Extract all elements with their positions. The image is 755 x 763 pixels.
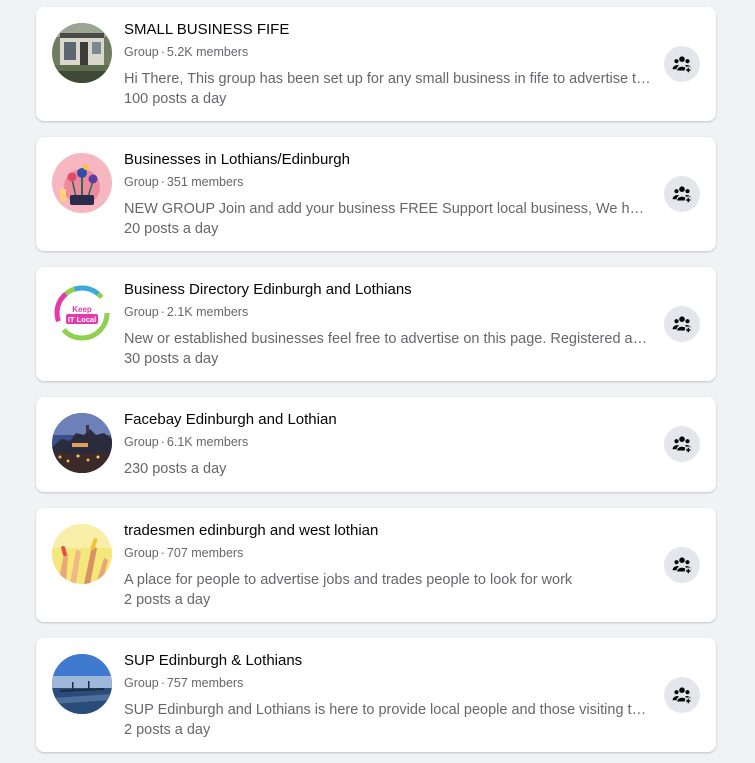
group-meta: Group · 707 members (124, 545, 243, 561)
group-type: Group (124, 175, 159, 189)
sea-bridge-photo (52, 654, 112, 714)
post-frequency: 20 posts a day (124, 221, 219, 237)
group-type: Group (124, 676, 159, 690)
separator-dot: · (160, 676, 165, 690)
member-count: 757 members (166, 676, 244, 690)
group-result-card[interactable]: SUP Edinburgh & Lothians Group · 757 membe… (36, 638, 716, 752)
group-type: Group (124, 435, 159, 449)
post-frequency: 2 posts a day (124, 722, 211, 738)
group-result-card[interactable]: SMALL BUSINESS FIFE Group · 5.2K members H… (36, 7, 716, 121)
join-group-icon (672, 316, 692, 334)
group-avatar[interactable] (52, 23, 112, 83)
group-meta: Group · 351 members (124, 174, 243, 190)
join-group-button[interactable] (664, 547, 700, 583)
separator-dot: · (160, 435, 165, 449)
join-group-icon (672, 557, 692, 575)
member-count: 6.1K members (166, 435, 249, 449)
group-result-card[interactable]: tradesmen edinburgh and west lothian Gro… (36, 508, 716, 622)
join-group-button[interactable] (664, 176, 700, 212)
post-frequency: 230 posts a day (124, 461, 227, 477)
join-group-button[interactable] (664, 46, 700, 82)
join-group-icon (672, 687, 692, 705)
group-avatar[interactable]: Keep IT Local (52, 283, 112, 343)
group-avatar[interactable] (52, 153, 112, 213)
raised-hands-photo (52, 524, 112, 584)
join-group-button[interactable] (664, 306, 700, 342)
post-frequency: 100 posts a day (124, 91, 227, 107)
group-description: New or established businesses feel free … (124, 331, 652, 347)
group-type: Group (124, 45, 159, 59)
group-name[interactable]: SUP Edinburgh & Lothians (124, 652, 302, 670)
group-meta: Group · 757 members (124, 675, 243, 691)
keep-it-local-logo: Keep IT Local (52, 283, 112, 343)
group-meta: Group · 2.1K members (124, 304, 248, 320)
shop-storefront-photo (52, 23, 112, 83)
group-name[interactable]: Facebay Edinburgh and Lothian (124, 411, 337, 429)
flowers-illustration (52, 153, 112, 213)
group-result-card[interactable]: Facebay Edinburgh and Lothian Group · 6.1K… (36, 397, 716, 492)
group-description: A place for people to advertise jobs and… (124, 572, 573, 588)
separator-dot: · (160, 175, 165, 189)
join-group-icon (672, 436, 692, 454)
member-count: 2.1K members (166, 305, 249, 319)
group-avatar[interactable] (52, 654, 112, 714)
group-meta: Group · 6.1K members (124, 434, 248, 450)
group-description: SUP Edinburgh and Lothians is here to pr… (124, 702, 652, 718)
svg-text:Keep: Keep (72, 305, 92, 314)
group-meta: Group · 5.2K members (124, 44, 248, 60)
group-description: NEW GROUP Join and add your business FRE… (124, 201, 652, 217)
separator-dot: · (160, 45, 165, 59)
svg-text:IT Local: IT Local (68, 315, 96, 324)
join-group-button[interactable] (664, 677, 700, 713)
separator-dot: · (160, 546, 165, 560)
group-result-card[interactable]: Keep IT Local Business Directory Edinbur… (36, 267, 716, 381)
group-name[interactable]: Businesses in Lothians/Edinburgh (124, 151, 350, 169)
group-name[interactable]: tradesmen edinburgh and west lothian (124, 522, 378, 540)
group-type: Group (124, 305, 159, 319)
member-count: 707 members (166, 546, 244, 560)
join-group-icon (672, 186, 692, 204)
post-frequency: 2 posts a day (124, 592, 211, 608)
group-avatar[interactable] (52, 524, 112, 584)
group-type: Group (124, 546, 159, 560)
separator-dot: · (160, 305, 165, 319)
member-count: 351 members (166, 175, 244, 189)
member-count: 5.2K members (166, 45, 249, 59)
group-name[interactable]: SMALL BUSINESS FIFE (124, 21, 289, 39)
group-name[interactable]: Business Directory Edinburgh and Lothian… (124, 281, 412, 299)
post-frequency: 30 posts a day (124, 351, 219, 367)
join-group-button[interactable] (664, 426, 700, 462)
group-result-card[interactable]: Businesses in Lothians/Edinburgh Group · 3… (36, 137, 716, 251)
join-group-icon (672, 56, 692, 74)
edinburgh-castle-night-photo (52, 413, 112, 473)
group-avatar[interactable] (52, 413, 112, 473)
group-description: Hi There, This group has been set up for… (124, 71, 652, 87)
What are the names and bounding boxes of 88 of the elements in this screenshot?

━━━━━━━━━━━━━━━━

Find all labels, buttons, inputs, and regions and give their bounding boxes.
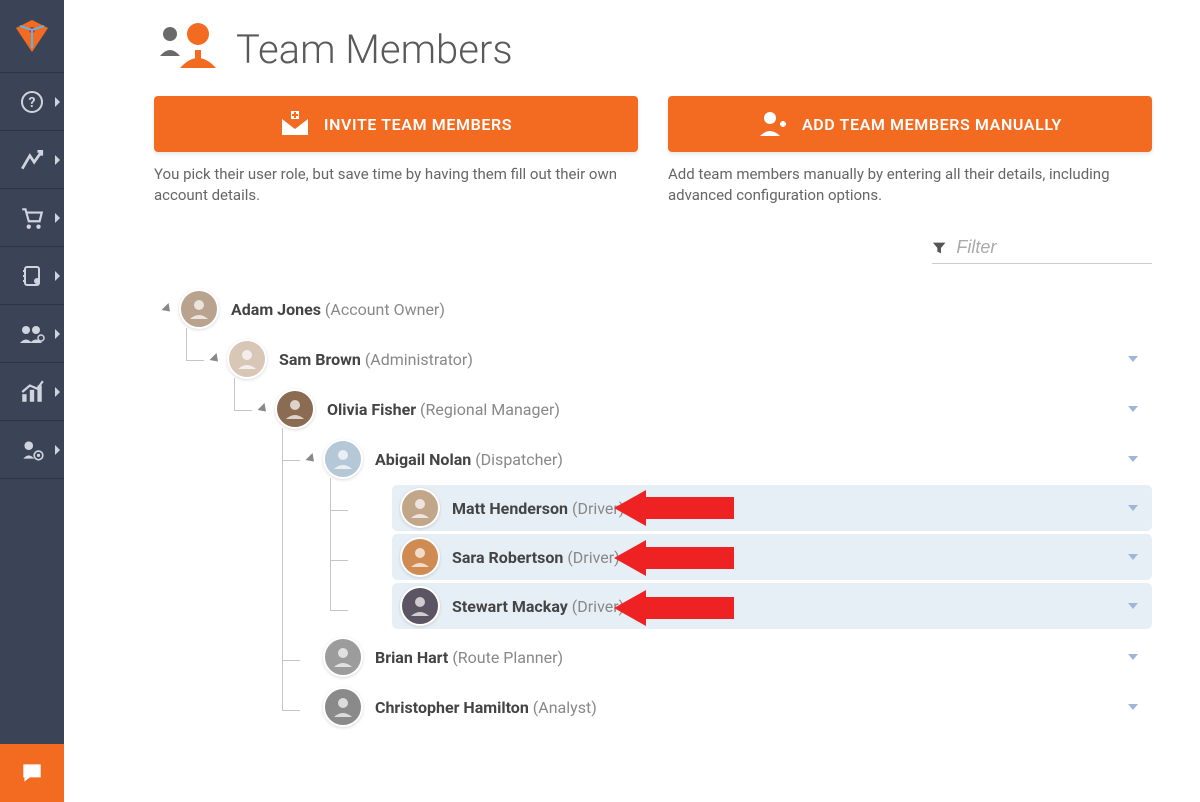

━━━━━━━━━━━━━━━━

Repeat the lines between the line holding "Extract all elements" and the line holding "raised-hands-photo (52, 524, 112, 584)", inclusive, switching "post-frequency" to "posting-rate" and leaving everything else unchanged. Leave the pictures out.

Extract all elements with their positions. The image is 755 x 763 pixels.
group-meta: Group · 707 members (124, 545, 243, 561)
group-type: Group (124, 175, 159, 189)
sea-bridge-photo (52, 654, 112, 714)
posting-rate: 20 posts a day (124, 221, 219, 237)
group-type: Group (124, 676, 159, 690)
separator-dot: · (160, 676, 165, 690)
member-count: 757 members (166, 676, 244, 690)
group-result-card[interactable]: SUP Edinburgh & Lothians Group · 757 membe… (36, 638, 716, 752)
group-type: Group (124, 435, 159, 449)
posting-rate: 2 posts a day (124, 722, 211, 738)
group-result-card[interactable]: SMALL BUSINESS FIFE Group · 5.2K members H… (36, 7, 716, 121)
join-group-icon (672, 316, 692, 334)
group-avatar[interactable] (52, 23, 112, 83)
group-meta: Group · 351 members (124, 174, 243, 190)
join-group-button[interactable] (664, 547, 700, 583)
separator-dot: · (160, 435, 165, 449)
join-group-icon (672, 557, 692, 575)
member-count: 6.1K members (166, 435, 249, 449)
group-result-card[interactable]: tradesmen edinburgh and west lothian Gro… (36, 508, 716, 622)
join-group-button[interactable] (664, 176, 700, 212)
posting-rate: 230 posts a day (124, 461, 227, 477)
join-group-button[interactable] (664, 46, 700, 82)
join-group-icon (672, 687, 692, 705)
group-avatar[interactable]: Keep IT Local (52, 283, 112, 343)
group-avatar[interactable] (52, 153, 112, 213)
raised-hands-photo (52, 524, 112, 584)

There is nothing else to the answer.